(Task directions) Extract, from the records beneath this instruction, each line that contains the word "tsne".

(Stored data entries)
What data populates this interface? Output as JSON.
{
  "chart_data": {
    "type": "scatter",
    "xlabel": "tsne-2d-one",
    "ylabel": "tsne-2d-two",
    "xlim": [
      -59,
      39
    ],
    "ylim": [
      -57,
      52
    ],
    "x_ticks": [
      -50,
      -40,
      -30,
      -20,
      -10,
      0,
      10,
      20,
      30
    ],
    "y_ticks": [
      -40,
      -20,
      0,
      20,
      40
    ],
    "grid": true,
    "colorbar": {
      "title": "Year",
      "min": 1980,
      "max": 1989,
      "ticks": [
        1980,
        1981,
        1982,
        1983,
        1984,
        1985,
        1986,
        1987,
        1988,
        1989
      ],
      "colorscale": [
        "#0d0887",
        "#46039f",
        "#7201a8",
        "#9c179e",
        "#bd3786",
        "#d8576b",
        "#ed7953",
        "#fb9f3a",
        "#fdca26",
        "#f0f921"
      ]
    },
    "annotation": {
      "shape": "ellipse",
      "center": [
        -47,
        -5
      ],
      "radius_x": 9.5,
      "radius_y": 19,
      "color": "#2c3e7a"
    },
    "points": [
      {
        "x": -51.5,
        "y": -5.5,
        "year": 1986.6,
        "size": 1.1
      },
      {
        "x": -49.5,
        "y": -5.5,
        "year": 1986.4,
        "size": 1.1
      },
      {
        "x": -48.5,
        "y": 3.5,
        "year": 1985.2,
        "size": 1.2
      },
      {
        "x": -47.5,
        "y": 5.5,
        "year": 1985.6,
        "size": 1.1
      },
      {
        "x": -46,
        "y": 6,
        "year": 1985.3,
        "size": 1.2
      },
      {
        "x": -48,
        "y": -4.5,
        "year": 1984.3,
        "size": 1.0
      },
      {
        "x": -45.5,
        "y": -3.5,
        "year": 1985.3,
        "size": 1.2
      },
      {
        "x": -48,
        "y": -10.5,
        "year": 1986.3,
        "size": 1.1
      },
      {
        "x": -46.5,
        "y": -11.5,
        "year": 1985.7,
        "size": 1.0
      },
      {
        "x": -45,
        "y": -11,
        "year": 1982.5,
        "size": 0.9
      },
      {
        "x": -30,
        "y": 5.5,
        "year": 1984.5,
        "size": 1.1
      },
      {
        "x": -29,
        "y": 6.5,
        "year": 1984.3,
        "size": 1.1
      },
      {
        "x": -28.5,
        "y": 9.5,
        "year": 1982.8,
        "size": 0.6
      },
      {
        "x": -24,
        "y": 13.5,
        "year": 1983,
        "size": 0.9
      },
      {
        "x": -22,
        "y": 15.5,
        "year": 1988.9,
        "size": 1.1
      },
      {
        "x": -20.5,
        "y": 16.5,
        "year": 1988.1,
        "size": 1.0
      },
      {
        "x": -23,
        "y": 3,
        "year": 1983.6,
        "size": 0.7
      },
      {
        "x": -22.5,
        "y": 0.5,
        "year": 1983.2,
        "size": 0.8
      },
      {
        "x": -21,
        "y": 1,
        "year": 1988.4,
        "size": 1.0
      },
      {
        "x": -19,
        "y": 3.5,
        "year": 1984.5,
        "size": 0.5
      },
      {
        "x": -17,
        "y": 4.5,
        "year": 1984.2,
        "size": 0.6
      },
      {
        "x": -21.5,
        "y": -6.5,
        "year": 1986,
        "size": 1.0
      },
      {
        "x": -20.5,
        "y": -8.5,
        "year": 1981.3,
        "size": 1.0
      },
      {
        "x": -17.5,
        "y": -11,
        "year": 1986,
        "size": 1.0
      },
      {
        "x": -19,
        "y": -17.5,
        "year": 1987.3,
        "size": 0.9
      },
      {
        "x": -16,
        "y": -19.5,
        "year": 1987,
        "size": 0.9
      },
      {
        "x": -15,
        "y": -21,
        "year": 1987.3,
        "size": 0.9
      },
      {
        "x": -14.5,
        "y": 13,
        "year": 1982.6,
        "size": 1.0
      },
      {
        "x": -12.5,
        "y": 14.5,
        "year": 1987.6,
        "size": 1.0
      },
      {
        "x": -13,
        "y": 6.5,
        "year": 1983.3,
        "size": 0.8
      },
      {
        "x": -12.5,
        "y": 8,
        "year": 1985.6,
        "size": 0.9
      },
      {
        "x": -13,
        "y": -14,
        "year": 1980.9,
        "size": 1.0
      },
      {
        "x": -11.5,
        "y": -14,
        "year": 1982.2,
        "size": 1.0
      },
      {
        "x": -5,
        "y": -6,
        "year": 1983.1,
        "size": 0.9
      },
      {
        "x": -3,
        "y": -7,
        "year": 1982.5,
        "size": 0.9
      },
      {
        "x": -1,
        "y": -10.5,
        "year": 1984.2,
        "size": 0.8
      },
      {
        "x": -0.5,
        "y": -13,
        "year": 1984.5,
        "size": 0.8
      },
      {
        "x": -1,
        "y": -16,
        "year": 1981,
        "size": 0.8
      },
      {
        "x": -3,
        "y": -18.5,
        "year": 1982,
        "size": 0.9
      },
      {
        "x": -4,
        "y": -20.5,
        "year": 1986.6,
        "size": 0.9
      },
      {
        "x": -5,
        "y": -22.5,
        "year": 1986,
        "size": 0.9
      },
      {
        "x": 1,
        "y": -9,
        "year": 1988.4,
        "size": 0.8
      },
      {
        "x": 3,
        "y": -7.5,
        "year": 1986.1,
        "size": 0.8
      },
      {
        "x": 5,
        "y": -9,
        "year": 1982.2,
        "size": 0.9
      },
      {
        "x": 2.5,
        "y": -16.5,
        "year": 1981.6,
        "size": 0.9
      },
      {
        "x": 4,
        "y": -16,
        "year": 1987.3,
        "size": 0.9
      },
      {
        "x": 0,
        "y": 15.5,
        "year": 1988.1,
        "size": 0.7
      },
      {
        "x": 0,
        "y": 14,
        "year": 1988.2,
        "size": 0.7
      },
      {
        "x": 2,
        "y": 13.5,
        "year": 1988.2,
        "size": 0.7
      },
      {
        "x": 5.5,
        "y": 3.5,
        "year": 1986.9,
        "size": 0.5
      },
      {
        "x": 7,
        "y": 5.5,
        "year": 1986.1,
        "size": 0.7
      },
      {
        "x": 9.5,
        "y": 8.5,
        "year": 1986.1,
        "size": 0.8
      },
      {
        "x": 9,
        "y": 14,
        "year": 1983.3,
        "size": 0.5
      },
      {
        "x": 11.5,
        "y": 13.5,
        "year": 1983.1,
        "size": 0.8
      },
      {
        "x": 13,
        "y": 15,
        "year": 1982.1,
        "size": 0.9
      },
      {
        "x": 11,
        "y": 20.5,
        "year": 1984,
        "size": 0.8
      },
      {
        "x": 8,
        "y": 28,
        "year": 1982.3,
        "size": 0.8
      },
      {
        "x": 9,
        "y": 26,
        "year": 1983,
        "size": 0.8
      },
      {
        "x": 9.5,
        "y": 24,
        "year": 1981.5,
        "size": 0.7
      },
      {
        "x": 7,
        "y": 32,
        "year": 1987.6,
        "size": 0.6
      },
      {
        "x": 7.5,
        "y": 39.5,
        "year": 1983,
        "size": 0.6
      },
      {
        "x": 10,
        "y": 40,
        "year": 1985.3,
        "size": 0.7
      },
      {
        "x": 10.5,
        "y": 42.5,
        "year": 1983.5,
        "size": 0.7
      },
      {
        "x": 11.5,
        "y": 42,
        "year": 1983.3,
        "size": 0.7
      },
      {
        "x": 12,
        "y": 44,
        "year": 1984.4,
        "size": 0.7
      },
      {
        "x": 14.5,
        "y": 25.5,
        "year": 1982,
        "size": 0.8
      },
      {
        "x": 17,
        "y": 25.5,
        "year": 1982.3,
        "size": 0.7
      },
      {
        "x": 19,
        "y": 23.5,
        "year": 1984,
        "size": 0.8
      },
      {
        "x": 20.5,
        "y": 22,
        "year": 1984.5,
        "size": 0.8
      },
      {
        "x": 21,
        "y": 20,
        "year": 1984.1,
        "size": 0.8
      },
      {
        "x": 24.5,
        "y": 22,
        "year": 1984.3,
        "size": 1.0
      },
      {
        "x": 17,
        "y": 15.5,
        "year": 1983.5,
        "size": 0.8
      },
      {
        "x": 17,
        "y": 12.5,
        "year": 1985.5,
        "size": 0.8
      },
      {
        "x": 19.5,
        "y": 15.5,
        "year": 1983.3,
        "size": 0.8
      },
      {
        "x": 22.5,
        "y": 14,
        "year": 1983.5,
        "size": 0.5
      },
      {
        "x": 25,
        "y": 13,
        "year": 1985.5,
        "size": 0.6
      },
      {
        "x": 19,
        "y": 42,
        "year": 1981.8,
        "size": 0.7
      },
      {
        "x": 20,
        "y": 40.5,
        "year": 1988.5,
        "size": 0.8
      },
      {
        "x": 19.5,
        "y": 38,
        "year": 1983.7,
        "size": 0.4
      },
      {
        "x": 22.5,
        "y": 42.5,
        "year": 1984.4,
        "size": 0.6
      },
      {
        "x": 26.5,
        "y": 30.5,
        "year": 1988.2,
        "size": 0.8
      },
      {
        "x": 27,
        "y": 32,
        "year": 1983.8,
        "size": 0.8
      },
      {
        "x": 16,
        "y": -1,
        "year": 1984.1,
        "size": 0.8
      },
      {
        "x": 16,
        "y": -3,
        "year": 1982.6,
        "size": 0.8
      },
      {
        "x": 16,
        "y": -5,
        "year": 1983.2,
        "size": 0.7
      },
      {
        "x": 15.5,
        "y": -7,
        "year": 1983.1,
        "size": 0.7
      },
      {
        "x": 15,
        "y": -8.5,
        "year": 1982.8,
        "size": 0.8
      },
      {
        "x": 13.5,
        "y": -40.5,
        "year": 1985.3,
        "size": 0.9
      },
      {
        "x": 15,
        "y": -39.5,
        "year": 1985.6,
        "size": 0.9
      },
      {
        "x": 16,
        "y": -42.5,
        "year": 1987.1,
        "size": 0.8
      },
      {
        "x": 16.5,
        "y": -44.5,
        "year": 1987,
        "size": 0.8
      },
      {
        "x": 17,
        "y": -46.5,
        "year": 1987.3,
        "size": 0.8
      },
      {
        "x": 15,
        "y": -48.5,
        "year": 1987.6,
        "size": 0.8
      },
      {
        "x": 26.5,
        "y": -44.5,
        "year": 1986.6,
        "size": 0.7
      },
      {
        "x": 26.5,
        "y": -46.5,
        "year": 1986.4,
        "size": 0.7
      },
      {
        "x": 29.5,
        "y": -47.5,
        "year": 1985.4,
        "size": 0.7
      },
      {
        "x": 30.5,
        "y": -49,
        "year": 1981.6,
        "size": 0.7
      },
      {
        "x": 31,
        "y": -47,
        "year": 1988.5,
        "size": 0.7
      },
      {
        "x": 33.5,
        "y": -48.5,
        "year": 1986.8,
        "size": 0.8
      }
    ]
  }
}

(Written solution)
    "xlabel": "tsne-2d-one",
    "ylabel": "tsne-2d-two",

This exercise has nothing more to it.